Your goal -> Report every line in the listing below where the string "blue" shows up.

>> begin Records shown

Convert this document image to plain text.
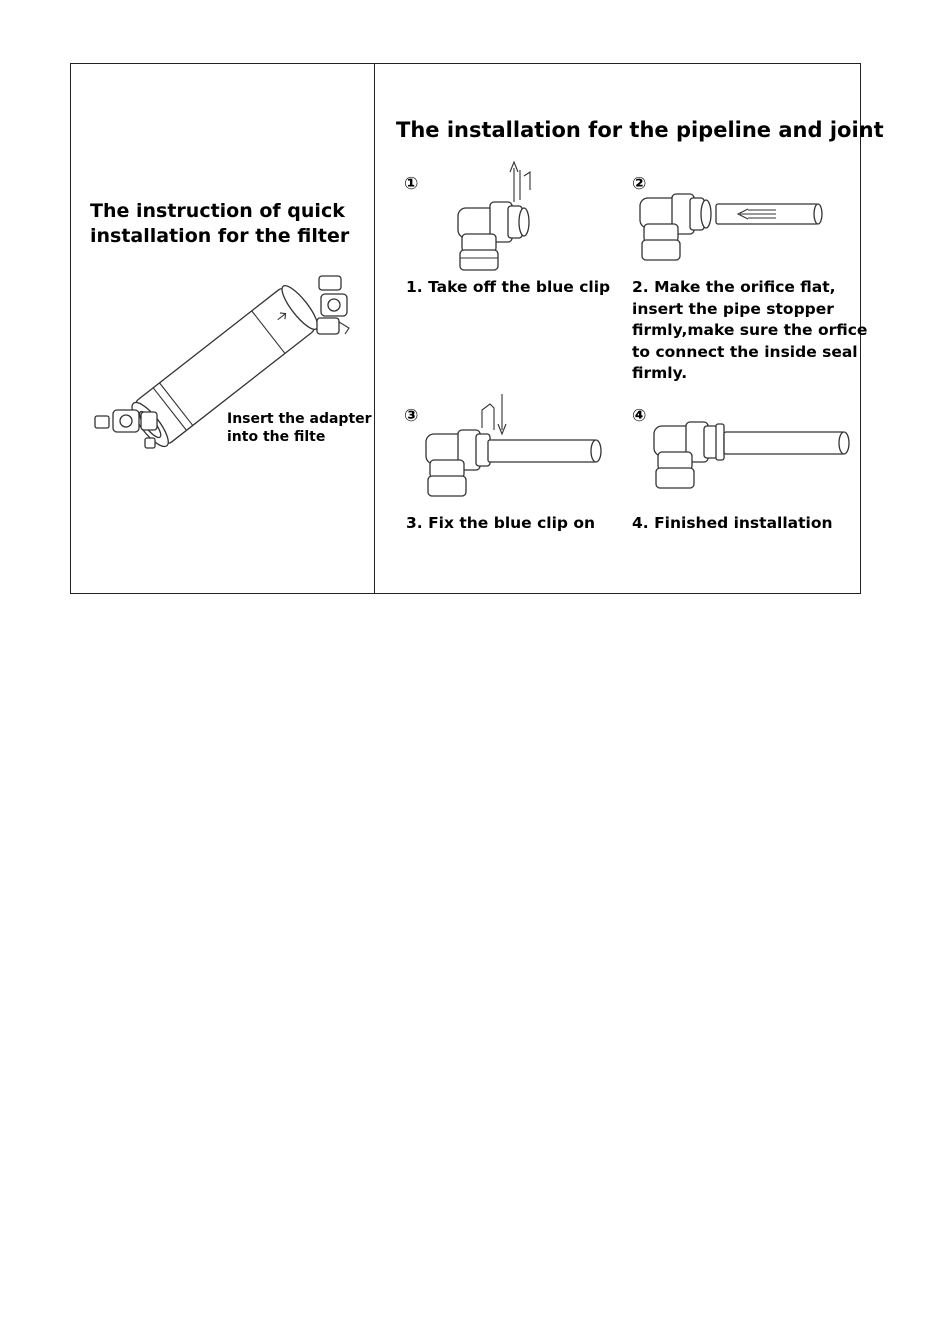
The instruction of quick
installation for the filter
Insert the adapter
into the filte
The installation for the pipeline and joint
①
1. Take off the blue clip
②
2. Make the orifice flat,
insert the pipe stopper
firmly,make sure the orfice
to connect the inside seal
firmly.
③
3. Fix the blue clip on
④
4. Finished installation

>> end Records shown

Exercise answer ->
1. Take off the blue clip
3. Fix the blue clip on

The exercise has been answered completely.